───── Entries supplied

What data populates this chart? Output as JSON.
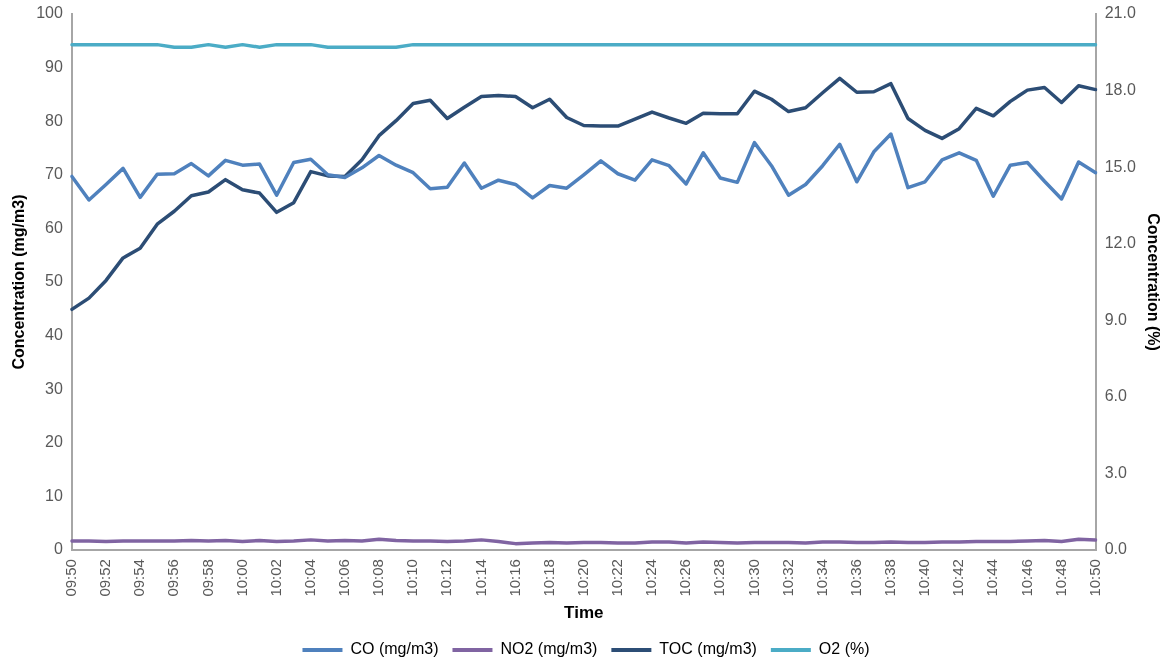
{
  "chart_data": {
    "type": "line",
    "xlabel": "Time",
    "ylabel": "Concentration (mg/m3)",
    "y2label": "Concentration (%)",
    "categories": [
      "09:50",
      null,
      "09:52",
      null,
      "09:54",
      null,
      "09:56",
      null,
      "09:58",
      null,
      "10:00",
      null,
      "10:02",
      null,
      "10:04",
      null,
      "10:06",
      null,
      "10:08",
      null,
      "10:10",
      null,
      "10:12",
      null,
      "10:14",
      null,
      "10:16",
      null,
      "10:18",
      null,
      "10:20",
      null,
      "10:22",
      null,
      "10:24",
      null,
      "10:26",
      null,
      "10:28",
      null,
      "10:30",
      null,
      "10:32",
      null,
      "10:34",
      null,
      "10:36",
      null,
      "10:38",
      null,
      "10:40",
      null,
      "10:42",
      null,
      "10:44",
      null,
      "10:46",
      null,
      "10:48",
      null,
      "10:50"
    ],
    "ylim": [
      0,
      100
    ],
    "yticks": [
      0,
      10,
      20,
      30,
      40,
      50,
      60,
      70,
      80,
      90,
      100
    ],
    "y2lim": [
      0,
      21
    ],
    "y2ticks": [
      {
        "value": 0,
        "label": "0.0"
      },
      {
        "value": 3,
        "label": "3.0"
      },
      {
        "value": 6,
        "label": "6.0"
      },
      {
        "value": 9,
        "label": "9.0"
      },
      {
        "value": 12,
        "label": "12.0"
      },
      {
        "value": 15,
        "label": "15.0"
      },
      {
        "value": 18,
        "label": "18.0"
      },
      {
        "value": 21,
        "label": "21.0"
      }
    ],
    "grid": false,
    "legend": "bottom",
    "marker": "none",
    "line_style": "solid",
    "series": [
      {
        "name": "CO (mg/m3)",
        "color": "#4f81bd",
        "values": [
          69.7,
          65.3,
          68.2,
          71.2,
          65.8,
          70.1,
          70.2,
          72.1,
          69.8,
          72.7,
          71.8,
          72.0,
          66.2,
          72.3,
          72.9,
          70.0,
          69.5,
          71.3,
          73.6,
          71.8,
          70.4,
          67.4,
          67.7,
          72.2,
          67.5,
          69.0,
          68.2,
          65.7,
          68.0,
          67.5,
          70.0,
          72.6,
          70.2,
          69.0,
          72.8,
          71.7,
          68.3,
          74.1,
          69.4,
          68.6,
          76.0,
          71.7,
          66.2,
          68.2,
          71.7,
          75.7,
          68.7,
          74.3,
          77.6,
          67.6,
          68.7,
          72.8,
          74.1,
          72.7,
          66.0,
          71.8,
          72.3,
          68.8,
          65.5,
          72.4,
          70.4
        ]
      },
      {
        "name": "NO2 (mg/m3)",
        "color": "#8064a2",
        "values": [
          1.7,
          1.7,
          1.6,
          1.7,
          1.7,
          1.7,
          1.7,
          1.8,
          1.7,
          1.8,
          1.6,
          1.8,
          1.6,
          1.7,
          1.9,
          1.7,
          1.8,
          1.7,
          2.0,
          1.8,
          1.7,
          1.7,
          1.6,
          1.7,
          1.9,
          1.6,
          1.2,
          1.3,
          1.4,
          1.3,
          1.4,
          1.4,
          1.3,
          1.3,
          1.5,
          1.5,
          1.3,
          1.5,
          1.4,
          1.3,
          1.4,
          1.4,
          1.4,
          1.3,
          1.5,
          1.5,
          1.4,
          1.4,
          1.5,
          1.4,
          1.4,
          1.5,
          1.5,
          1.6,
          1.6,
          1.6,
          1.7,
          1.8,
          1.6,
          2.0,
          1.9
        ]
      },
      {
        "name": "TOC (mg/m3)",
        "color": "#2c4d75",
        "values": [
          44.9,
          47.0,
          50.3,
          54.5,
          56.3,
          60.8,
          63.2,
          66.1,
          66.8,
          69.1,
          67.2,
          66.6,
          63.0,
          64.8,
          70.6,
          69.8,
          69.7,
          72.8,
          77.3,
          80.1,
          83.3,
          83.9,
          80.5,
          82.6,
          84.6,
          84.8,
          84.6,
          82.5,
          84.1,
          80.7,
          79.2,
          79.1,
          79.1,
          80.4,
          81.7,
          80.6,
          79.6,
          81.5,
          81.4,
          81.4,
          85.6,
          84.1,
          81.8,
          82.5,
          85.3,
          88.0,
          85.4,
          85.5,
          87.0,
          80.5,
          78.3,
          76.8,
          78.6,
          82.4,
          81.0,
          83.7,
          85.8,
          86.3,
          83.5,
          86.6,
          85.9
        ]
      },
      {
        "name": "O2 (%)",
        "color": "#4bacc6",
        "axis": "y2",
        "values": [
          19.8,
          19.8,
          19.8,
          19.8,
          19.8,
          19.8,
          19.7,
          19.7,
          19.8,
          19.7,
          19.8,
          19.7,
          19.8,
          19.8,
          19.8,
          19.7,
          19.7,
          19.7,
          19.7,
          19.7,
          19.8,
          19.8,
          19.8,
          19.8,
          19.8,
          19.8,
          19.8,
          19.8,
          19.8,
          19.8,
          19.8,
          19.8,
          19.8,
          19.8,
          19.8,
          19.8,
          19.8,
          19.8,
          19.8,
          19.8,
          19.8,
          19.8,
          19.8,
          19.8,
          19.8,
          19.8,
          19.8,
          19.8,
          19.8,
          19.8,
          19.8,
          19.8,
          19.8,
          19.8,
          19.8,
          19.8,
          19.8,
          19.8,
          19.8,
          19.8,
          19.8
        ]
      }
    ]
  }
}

──────────

Take the data above and repeat it exactly, leaving each picture out.

- [Result for this exercise]:
What data populates this chart? Output as JSON.
{
  "chart_data": {
    "type": "line",
    "xlabel": "Time",
    "ylabel": "Concentration (mg/m3)",
    "y2label": "Concentration (%)",
    "categories": [
      "09:50",
      null,
      "09:52",
      null,
      "09:54",
      null,
      "09:56",
      null,
      "09:58",
      null,
      "10:00",
      null,
      "10:02",
      null,
      "10:04",
      null,
      "10:06",
      null,
      "10:08",
      null,
      "10:10",
      null,
      "10:12",
      null,
      "10:14",
      null,
      "10:16",
      null,
      "10:18",
      null,
      "10:20",
      null,
      "10:22",
      null,
      "10:24",
      null,
      "10:26",
      null,
      "10:28",
      null,
      "10:30",
      null,
      "10:32",
      null,
      "10:34",
      null,
      "10:36",
      null,
      "10:38",
      null,
      "10:40",
      null,
      "10:42",
      null,
      "10:44",
      null,
      "10:46",
      null,
      "10:48",
      null,
      "10:50"
    ],
    "ylim": [
      0,
      100
    ],
    "yticks": [
      0,
      10,
      20,
      30,
      40,
      50,
      60,
      70,
      80,
      90,
      100
    ],
    "y2lim": [
      0,
      21
    ],
    "y2ticks": [
      {
        "value": 0,
        "label": "0.0"
      },
      {
        "value": 3,
        "label": "3.0"
      },
      {
        "value": 6,
        "label": "6.0"
      },
      {
        "value": 9,
        "label": "9.0"
      },
      {
        "value": 12,
        "label": "12.0"
      },
      {
        "value": 15,
        "label": "15.0"
      },
      {
        "value": 18,
        "label": "18.0"
      },
      {
        "value": 21,
        "label": "21.0"
      }
    ],
    "grid": false,
    "legend": "bottom",
    "marker": "none",
    "line_style": "solid",
    "series": [
      {
        "name": "CO (mg/m3)",
        "color": "#4f81bd",
        "values": [
          69.7,
          65.3,
          68.2,
          71.2,
          65.8,
          70.1,
          70.2,
          72.1,
          69.8,
          72.7,
          71.8,
          72.0,
          66.2,
          72.3,
          72.9,
          70.0,
          69.5,
          71.3,
          73.6,
          71.8,
          70.4,
          67.4,
          67.7,
          72.2,
          67.5,
          69.0,
          68.2,
          65.7,
          68.0,
          67.5,
          70.0,
          72.6,
          70.2,
          69.0,
          72.8,
          71.7,
          68.3,
          74.1,
          69.4,
          68.6,
          76.0,
          71.7,
          66.2,
          68.2,
          71.7,
          75.7,
          68.7,
          74.3,
          77.6,
          67.6,
          68.7,
          72.8,
          74.1,
          72.7,
          66.0,
          71.8,
          72.3,
          68.8,
          65.5,
          72.4,
          70.4
        ]
      },
      {
        "name": "NO2 (mg/m3)",
        "color": "#8064a2",
        "values": [
          1.7,
          1.7,
          1.6,
          1.7,
          1.7,
          1.7,
          1.7,
          1.8,
          1.7,
          1.8,
          1.6,
          1.8,
          1.6,
          1.7,
          1.9,
          1.7,
          1.8,
          1.7,
          2.0,
          1.8,
          1.7,
          1.7,
          1.6,
          1.7,
          1.9,
          1.6,
          1.2,
          1.3,
          1.4,
          1.3,
          1.4,
          1.4,
          1.3,
          1.3,
          1.5,
          1.5,
          1.3,
          1.5,
          1.4,
          1.3,
          1.4,
          1.4,
          1.4,
          1.3,
          1.5,
          1.5,
          1.4,
          1.4,
          1.5,
          1.4,
          1.4,
          1.5,
          1.5,
          1.6,
          1.6,
          1.6,
          1.7,
          1.8,
          1.6,
          2.0,
          1.9
        ]
      },
      {
        "name": "TOC (mg/m3)",
        "color": "#2c4d75",
        "values": [
          44.9,
          47.0,
          50.3,
          54.5,
          56.3,
          60.8,
          63.2,
          66.1,
          66.8,
          69.1,
          67.2,
          66.6,
          63.0,
          64.8,
          70.6,
          69.8,
          69.7,
          72.8,
          77.3,
          80.1,
          83.3,
          83.9,
          80.5,
          82.6,
          84.6,
          84.8,
          84.6,
          82.5,
          84.1,
          80.7,
          79.2,
          79.1,
          79.1,
          80.4,
          81.7,
          80.6,
          79.6,
          81.5,
          81.4,
          81.4,
          85.6,
          84.1,
          81.8,
          82.5,
          85.3,
          88.0,
          85.4,
          85.5,
          87.0,
          80.5,
          78.3,
          76.8,
          78.6,
          82.4,
          81.0,
          83.7,
          85.8,
          86.3,
          83.5,
          86.6,
          85.9
        ]
      },
      {
        "name": "O2 (%)",
        "color": "#4bacc6",
        "axis": "y2",
        "values": [
          19.8,
          19.8,
          19.8,
          19.8,
          19.8,
          19.8,
          19.7,
          19.7,
          19.8,
          19.7,
          19.8,
          19.7,
          19.8,
          19.8,
          19.8,
          19.7,
          19.7,
          19.7,
          19.7,
          19.7,
          19.8,
          19.8,
          19.8,
          19.8,
          19.8,
          19.8,
          19.8,
          19.8,
          19.8,
          19.8,
          19.8,
          19.8,
          19.8,
          19.8,
          19.8,
          19.8,
          19.8,
          19.8,
          19.8,
          19.8,
          19.8,
          19.8,
          19.8,
          19.8,
          19.8,
          19.8,
          19.8,
          19.8,
          19.8,
          19.8,
          19.8,
          19.8,
          19.8,
          19.8,
          19.8,
          19.8,
          19.8,
          19.8,
          19.8,
          19.8,
          19.8
        ]
      }
    ]
  }
}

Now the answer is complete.